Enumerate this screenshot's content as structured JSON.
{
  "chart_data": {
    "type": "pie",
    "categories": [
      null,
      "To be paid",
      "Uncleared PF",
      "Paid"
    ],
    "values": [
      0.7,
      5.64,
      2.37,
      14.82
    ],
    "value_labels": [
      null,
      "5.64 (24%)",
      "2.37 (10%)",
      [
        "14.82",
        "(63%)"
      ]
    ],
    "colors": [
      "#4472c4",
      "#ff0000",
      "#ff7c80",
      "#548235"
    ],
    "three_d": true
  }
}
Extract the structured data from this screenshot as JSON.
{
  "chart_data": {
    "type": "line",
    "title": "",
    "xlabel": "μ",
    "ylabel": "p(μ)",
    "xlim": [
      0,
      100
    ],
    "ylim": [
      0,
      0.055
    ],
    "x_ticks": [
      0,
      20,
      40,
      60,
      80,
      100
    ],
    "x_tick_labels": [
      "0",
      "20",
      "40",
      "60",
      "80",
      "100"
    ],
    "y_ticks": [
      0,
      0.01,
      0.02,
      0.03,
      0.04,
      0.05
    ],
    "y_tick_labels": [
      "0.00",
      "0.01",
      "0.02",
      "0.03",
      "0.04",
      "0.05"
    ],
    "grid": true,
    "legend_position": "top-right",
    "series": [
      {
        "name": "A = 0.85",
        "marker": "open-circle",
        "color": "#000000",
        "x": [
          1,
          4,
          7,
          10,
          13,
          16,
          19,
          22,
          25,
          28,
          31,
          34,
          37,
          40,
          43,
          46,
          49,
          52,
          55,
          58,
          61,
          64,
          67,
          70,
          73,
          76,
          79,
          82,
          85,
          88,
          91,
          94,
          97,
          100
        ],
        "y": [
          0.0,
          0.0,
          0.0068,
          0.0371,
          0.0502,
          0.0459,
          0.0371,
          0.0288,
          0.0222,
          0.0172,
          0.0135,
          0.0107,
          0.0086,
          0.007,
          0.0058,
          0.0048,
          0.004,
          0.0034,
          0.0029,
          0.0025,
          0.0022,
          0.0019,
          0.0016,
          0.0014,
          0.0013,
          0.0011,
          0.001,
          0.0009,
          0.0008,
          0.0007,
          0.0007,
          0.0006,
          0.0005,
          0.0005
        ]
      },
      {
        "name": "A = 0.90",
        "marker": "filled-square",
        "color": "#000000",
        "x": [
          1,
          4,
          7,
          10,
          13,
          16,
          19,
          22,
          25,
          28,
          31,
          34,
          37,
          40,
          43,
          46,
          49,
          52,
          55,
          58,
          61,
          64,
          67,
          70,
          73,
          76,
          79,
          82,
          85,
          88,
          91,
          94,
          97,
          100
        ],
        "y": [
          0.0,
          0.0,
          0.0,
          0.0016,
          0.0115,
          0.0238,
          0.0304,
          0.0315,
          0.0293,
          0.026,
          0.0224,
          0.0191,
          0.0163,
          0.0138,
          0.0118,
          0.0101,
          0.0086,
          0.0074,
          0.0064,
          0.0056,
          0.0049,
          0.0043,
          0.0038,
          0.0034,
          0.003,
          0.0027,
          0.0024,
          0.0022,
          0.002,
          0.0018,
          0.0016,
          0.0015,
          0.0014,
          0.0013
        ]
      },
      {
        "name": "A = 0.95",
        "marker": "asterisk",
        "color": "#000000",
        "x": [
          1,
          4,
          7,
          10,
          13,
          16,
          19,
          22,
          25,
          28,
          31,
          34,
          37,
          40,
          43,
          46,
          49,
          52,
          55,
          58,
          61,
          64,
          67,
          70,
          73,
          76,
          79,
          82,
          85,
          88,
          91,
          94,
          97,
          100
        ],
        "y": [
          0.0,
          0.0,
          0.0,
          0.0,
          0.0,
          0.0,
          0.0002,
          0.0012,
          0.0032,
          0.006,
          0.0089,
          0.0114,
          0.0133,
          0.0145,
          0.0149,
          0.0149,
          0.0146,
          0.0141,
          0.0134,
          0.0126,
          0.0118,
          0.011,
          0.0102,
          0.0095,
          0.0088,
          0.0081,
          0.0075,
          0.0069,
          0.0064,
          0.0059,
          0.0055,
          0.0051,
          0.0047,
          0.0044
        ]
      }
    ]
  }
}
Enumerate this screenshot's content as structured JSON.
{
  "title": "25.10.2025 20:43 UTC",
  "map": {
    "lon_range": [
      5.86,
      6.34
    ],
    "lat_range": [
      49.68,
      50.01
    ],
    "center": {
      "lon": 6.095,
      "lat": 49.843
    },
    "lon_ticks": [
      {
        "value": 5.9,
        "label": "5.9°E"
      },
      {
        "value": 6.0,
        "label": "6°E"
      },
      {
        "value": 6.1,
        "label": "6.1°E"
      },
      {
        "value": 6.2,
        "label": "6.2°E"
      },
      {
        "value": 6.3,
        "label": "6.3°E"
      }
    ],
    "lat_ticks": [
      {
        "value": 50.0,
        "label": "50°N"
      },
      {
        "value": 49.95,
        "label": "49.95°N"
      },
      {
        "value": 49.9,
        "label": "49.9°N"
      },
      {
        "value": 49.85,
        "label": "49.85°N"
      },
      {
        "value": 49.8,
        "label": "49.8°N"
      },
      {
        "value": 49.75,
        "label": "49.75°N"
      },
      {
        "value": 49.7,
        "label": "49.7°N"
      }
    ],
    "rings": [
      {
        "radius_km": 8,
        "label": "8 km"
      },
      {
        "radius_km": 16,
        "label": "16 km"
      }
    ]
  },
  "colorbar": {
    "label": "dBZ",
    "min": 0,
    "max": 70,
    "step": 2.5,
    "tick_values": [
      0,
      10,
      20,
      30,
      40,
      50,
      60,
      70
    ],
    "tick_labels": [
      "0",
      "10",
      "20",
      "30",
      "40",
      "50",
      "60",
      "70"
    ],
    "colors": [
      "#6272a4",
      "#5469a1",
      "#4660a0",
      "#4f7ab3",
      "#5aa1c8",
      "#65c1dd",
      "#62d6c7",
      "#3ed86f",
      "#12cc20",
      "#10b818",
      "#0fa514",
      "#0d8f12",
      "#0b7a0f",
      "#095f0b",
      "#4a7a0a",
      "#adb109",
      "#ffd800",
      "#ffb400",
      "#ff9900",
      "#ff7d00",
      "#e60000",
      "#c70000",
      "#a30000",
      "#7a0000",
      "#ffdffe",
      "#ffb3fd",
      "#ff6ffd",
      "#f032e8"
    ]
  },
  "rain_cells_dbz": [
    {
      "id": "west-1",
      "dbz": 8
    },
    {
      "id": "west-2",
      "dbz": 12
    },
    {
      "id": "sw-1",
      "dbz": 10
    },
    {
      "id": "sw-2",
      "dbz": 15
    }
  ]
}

+++

_Requirements:_ Copy every line verbatim.

_Result:_
Enumerate this screenshot's content as structured JSON.
{
  "chart_data": {
    "type": "pie",
    "categories": [
      null,
      "To be paid",
      "Uncleared PF",
      "Paid"
    ],
    "values": [
      0.7,
      5.64,
      2.37,
      14.82
    ],
    "value_labels": [
      null,
      "5.64 (24%)",
      "2.37 (10%)",
      [
        "14.82",
        "(63%)"
      ]
    ],
    "colors": [
      "#4472c4",
      "#ff0000",
      "#ff7c80",
      "#548235"
    ],
    "three_d": true
  }
}
Extract the structured data from this screenshot as JSON.
{
  "chart_data": {
    "type": "line",
    "title": "",
    "xlabel": "μ",
    "ylabel": "p(μ)",
    "xlim": [
      0,
      100
    ],
    "ylim": [
      0,
      0.055
    ],
    "x_ticks": [
      0,
      20,
      40,
      60,
      80,
      100
    ],
    "x_tick_labels": [
      "0",
      "20",
      "40",
      "60",
      "80",
      "100"
    ],
    "y_ticks": [
      0,
      0.01,
      0.02,
      0.03,
      0.04,
      0.05
    ],
    "y_tick_labels": [
      "0.00",
      "0.01",
      "0.02",
      "0.03",
      "0.04",
      "0.05"
    ],
    "grid": true,
    "legend_position": "top-right",
    "series": [
      {
        "name": "A = 0.85",
        "marker": "open-circle",
        "color": "#000000",
        "x": [
          1,
          4,
          7,
          10,
          13,
          16,
          19,
          22,
          25,
          28,
          31,
          34,
          37,
          40,
          43,
          46,
          49,
          52,
          55,
          58,
          61,
          64,
          67,
          70,
          73,
          76,
          79,
          82,
          85,
          88,
          91,
          94,
          97,
          100
        ],
        "y": [
          0.0,
          0.0,
          0.0068,
          0.0371,
          0.0502,
          0.0459,
          0.0371,
          0.0288,
          0.0222,
          0.0172,
          0.0135,
          0.0107,
          0.0086,
          0.007,
          0.0058,
          0.0048,
          0.004,
          0.0034,
          0.0029,
          0.0025,
          0.0022,
          0.0019,
          0.0016,
          0.0014,
          0.0013,
          0.0011,
          0.001,
          0.0009,
          0.0008,
          0.0007,
          0.0007,
          0.0006,
          0.0005,
          0.0005
        ]
      },
      {
        "name": "A = 0.90",
        "marker": "filled-square",
        "color": "#000000",
        "x": [
          1,
          4,
          7,
          10,
          13,
          16,
          19,
          22,
          25,
          28,
          31,
          34,
          37,
          40,
          43,
          46,
          49,
          52,
          55,
          58,
          61,
          64,
          67,
          70,
          73,
          76,
          79,
          82,
          85,
          88,
          91,
          94,
          97,
          100
        ],
        "y": [
          0.0,
          0.0,
          0.0,
          0.0016,
          0.0115,
          0.0238,
          0.0304,
          0.0315,
          0.0293,
          0.026,
          0.0224,
          0.0191,
          0.0163,
          0.0138,
          0.0118,
          0.0101,
          0.0086,
          0.0074,
          0.0064,
          0.0056,
          0.0049,
          0.0043,
          0.0038,
          0.0034,
          0.003,
          0.0027,
          0.0024,
          0.0022,
          0.002,
          0.0018,
          0.0016,
          0.0015,
          0.0014,
          0.0013
        ]
      },
      {
        "name": "A = 0.95",
        "marker": "asterisk",
        "color": "#000000",
        "x": [
          1,
          4,
          7,
          10,
          13,
          16,
          19,
          22,
          25,
          28,
          31,
          34,
          37,
          40,
          43,
          46,
          49,
          52,
          55,
          58,
          61,
          64,
          67,
          70,
          73,
          76,
          79,
          82,
          85,
          88,
          91,
          94,
          97,
          100
        ],
        "y": [
          0.0,
          0.0,
          0.0,
          0.0,
          0.0,
          0.0,
          0.0002,
          0.0012,
          0.0032,
          0.006,
          0.0089,
          0.0114,
          0.0133,
          0.0145,
          0.0149,
          0.0149,
          0.0146,
          0.0141,
          0.0134,
          0.0126,
          0.0118,
          0.011,
          0.0102,
          0.0095,
          0.0088,
          0.0081,
          0.0075,
          0.0069,
          0.0064,
          0.0059,
          0.0055,
          0.0051,
          0.0047,
          0.0044
        ]
      }
    ]
  }
}
Enumerate this screenshot's content as structured JSON.
{
  "title": "25.10.2025 20:43 UTC",
  "map": {
    "lon_range": [
      5.86,
      6.34
    ],
    "lat_range": [
      49.68,
      50.01
    ],
    "center": {
      "lon": 6.095,
      "lat": 49.843
    },
    "lon_ticks": [
      {
        "value": 5.9,
        "label": "5.9°E"
      },
      {
        "value": 6.0,
        "label": "6°E"
      },
      {
        "value": 6.1,
        "label": "6.1°E"
      },
      {
        "value": 6.2,
        "label": "6.2°E"
      },
      {
        "value": 6.3,
        "label": "6.3°E"
      }
    ],
    "lat_ticks": [
      {
        "value": 50.0,
        "label": "50°N"
      },
      {
        "value": 49.95,
        "label": "49.95°N"
      },
      {
        "value": 49.9,
        "label": "49.9°N"
      },
      {
        "value": 49.85,
        "label": "49.85°N"
      },
      {
        "value": 49.8,
        "label": "49.8°N"
      },
      {
        "value": 49.75,
        "label": "49.75°N"
      },
      {
        "value": 49.7,
        "label": "49.7°N"
      }
    ],
    "rings": [
      {
        "radius_km": 8,
        "label": "8 km"
      },
      {
        "radius_km": 16,
        "label": "16 km"
      }
    ]
  },
  "colorbar": {
    "label": "dBZ",
    "min": 0,
    "max": 70,
    "step": 2.5,
    "tick_values": [
      0,
      10,
      20,
      30,
      40,
      50,
      60,
      70
    ],
    "tick_labels": [
      "0",
      "10",
      "20",
      "30",
      "40",
      "50",
      "60",
      "70"
    ],
    "colors": [
      "#6272a4",
      "#5469a1",
      "#4660a0",
      "#4f7ab3",
      "#5aa1c8",
      "#65c1dd",
      "#62d6c7",
      "#3ed86f",
      "#12cc20",
      "#10b818",
      "#0fa514",
      "#0d8f12",
      "#0b7a0f",
      "#095f0b",
      "#4a7a0a",
      "#adb109",
      "#ffd800",
      "#ffb400",
      "#ff9900",
      "#ff7d00",
      "#e60000",
      "#c70000",
      "#a30000",
      "#7a0000",
      "#ffdffe",
      "#ffb3fd",
      "#ff6ffd",
      "#f032e8"
    ]
  },
  "rain_cells_dbz": [
    {
      "id": "west-1",
      "dbz": 8
    },
    {
      "id": "west-2",
      "dbz": 12
    },
    {
      "id": "sw-1",
      "dbz": 10
    },
    {
      "id": "sw-2",
      "dbz": 15
    }
  ]
}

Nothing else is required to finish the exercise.